* Task objective: Leave out the images and repeat the listing below without a single change.

---- Records provided

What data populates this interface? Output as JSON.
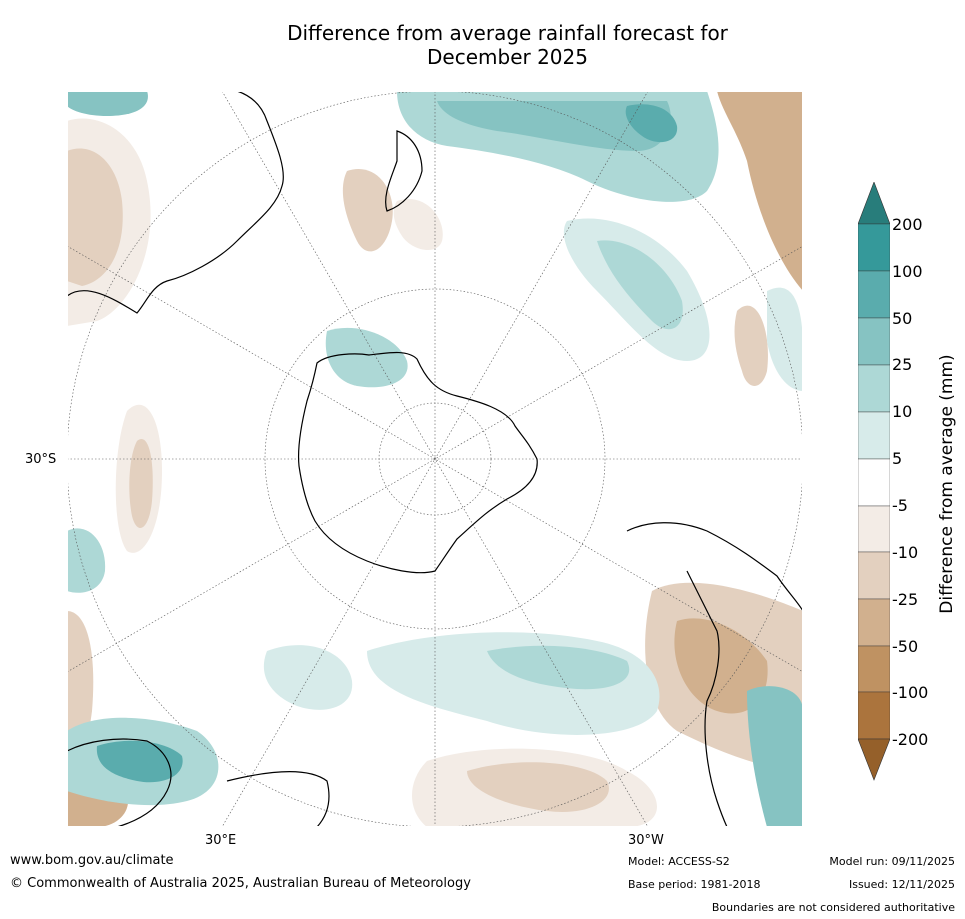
{
  "title": {
    "line1": "Difference from average rainfall forecast for",
    "line2": "December 2025"
  },
  "map": {
    "projection": "south-polar stereographic",
    "lat_label": "30°S",
    "lon_labels": [
      "30°E",
      "30°W"
    ]
  },
  "legend": {
    "title": "Difference from average (mm)",
    "ticks": [
      "200",
      "100",
      "50",
      "25",
      "10",
      "5",
      "-5",
      "-10",
      "-25",
      "-50",
      "-100",
      "-200"
    ],
    "colors": {
      "wet_200_plus": "#287d7b",
      "wet_100_200": "#35999a",
      "wet_50_100": "#5aacad",
      "wet_25_50": "#86c3c2",
      "wet_10_25": "#add8d6",
      "wet_5_10": "#d7ebea",
      "neutral": "#ffffff",
      "dry_5_10": "#f3ece6",
      "dry_10_25": "#e3d0bf",
      "dry_25_50": "#d1b08e",
      "dry_50_100": "#bf9262",
      "dry_100_200": "#ab743d",
      "dry_200_plus": "#95602a"
    }
  },
  "footer": {
    "website": "www.bom.gov.au/climate",
    "copyright": "© Commonwealth of Australia 2025, Australian Bureau of Meteorology",
    "model": "Model: ACCESS-S2",
    "base_period": "Base period: 1981-2018",
    "model_run": "Model run: 09/11/2025",
    "issued": "Issued: 12/11/2025",
    "disclaimer": "Boundaries are not considered authoritative"
  }
}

--------

* Response:
What data populates this interface? Output as JSON.
{
  "title": {
    "line1": "Difference from average rainfall forecast for",
    "line2": "December 2025"
  },
  "map": {
    "projection": "south-polar stereographic",
    "lat_label": "30°S",
    "lon_labels": [
      "30°E",
      "30°W"
    ]
  },
  "legend": {
    "title": "Difference from average (mm)",
    "ticks": [
      "200",
      "100",
      "50",
      "25",
      "10",
      "5",
      "-5",
      "-10",
      "-25",
      "-50",
      "-100",
      "-200"
    ],
    "colors": {
      "wet_200_plus": "#287d7b",
      "wet_100_200": "#35999a",
      "wet_50_100": "#5aacad",
      "wet_25_50": "#86c3c2",
      "wet_10_25": "#add8d6",
      "wet_5_10": "#d7ebea",
      "neutral": "#ffffff",
      "dry_5_10": "#f3ece6",
      "dry_10_25": "#e3d0bf",
      "dry_25_50": "#d1b08e",
      "dry_50_100": "#bf9262",
      "dry_100_200": "#ab743d",
      "dry_200_plus": "#95602a"
    }
  },
  "footer": {
    "website": "www.bom.gov.au/climate",
    "copyright": "© Commonwealth of Australia 2025, Australian Bureau of Meteorology",
    "model": "Model: ACCESS-S2",
    "base_period": "Base period: 1981-2018",
    "model_run": "Model run: 09/11/2025",
    "issued": "Issued: 12/11/2025",
    "disclaimer": "Boundaries are not considered authoritative"
  }
}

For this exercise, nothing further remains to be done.